Texto de la página:
#####

Los padres de Agustín Raimondo, el empresario de medios detenido en La Plata en una causa por violencia de género, presentaron una denuncia contra la magistrada que interviene en el caso, Cecilia Inés Sanucci, a quien acusaron por una presunta interferencia indebida sobre la defensa, al margen de plantear dudas sobre su imparcialidad.

Mónica Belcastro y Héctor Raimondo, padres del imputado, hicieron la presentación ante la Secretaría Permanente del Jurado de Enjuiciamiento de Magistrados y Funcionarios de la Provincia de Buenos Aires. La magistrada integra el Tribunal Oral Criminal I de nuestra ciudad.

En el documento, al que tuvo acceso este diario, se solicita que se investigue una serie de situaciones ocurridas durante la preparación y el desarrollo del debate que, después de una postergación inicial, tendría como fecha de inicio este 20 y 21 de agosto, aunque persisten ciertas dudas sobre si realmente será esta semana al de arranque del proceso oral.

Según sostienen los denunciantes, el planteo no busca cuestionar decisiones judiciales que puedan ser revisadas mediante los mecanismos naturales, sino que pretende que se analice si determinadas conductas de Sanucci podrían resultar incompatibles con los deberes de imparcialidad, prudencia, independencia, mesura y respeto por el derecho de defensa.

Uno de los episodios centrales señalados en la presentación ocurrió cuando, debido a una imposibilidad de concurrir del defensor particular, se produjo la apertura de una audiencia con la presencia del imputado, pero sin su abogado de confianza.

#####

Entradas extraídas:

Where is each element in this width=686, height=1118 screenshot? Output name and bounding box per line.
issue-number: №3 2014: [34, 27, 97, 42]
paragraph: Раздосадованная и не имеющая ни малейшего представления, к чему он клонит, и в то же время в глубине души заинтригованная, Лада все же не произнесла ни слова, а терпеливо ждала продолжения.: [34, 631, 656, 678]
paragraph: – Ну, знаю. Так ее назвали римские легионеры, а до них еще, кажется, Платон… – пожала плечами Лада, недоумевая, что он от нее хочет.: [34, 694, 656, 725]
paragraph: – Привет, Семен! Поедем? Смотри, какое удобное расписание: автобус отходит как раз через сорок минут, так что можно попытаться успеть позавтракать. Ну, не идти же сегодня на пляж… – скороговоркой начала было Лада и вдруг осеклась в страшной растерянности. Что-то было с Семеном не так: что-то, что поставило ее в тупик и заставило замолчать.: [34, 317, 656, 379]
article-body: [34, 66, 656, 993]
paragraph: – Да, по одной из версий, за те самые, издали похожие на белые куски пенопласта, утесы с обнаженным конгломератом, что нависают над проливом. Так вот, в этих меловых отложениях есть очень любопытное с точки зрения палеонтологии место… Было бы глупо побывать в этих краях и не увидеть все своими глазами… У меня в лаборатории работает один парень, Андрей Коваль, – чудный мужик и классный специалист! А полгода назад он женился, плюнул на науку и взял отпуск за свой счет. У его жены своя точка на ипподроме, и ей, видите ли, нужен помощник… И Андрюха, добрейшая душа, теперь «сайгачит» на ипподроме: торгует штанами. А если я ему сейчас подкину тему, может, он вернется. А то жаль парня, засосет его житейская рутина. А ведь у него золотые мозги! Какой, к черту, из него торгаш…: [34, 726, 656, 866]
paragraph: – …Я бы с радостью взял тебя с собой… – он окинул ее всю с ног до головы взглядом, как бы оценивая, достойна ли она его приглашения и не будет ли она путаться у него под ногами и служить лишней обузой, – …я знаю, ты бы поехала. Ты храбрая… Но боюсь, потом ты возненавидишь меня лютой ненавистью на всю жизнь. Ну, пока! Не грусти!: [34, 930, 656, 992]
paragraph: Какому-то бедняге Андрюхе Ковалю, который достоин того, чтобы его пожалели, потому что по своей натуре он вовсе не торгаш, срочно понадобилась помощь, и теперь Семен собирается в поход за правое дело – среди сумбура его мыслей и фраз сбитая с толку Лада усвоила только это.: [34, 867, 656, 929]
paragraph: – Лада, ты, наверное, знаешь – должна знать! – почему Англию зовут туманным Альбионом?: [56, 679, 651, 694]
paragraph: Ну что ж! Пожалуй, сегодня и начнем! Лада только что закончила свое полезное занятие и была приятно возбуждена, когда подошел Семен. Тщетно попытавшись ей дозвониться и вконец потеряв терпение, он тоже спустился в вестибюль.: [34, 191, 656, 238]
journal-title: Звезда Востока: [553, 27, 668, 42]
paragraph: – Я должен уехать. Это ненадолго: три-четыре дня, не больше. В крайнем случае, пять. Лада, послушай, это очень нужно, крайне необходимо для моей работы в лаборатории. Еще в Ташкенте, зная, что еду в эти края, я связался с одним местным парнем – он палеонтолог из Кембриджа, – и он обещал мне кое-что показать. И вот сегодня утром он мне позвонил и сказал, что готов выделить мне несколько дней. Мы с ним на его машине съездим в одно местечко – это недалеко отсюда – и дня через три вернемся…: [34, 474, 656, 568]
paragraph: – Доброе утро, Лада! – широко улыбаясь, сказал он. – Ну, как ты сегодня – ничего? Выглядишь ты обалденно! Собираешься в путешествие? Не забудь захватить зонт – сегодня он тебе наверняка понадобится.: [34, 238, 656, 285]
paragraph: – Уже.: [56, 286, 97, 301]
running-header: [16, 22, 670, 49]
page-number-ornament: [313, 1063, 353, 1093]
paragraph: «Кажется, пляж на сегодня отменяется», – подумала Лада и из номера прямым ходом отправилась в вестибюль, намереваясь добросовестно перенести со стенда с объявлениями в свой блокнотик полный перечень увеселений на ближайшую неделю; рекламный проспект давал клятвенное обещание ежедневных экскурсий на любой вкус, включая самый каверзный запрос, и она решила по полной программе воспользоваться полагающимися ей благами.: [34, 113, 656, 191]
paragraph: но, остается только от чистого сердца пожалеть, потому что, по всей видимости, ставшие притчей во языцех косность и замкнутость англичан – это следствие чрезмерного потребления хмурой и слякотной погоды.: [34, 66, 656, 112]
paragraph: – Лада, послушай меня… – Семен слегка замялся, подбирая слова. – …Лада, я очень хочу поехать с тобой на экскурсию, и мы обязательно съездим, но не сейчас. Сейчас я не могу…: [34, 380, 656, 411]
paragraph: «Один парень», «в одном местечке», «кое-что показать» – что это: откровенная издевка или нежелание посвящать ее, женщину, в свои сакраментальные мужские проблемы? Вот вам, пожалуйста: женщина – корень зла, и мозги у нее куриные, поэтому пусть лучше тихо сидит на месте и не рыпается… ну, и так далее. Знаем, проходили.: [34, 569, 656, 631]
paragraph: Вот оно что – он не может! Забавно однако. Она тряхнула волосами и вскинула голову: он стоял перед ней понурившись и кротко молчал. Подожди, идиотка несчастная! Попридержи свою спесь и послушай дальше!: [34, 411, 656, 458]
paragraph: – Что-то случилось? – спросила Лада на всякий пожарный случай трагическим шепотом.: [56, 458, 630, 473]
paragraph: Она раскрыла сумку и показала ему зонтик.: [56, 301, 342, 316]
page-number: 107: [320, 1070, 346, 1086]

#####

Tareas pendientes:
1 > Enumera los deberes con los que, según los denunciantes, ciertas conductas de Sanucci podrían resultar incompatibles, tal como figuran en la nota sobre la denuncia contra la magistrada.
2 > Escribe la continuación de la nota sobre la denuncia contra la magistrada a partir de su último párrafo.

Resultados por tarea:
1 >
- Imparcialidad
- Prudencia
- Independencia
- Mesura
- Respeto por el derecho de defensa

2 >
En ese contexto, los padres de Raimondo aseguran que la magistrada habría realizado preguntas vinculadas con la relación entre el imputado y su defensor y que habría intentado conocer detalles de una conversación mantenida entre ambos el día anterior.

La denuncia sostiene que esa situación podría haber afectado la confidencialidad que debe existir entre un abogado y su asistido, particularmente en cuestiones vinculadas a la estrategia defensiva.

Pero además plantearon un episodio considerado de especial gravedad por los denunciantes: aseguran que la jueza habría sugerido al imputado que evaluara cambiar de abogado.

De acuerdo con la presentación, la magistrada habría expresado que hacerlo sería “para su bien” y que, cambiando de defensor, “le iría bien”, recomendándole que tomara esa decisión.

La denuncia también incorpora distintos episodios vinculados con la fijación y posterior reprogramación de las audiencias.

Según los denunciantes, la defensa había comunicado impedimentos objetivos y compromisos profesionales previamente asumidos, entre ellos un viaje laboral cuyo pasaje había sido adquirido antes de la nueva fecha de juicio.

La presentación sostiene que los pedidos efectuados por la defensa procuraban compatibilizar las agendas profesionales con las herramientas institucionales disponibles y que, sin embargo, la dinámica adoptada habría profundizado una situación de tensión entre el tribunal y la defensa.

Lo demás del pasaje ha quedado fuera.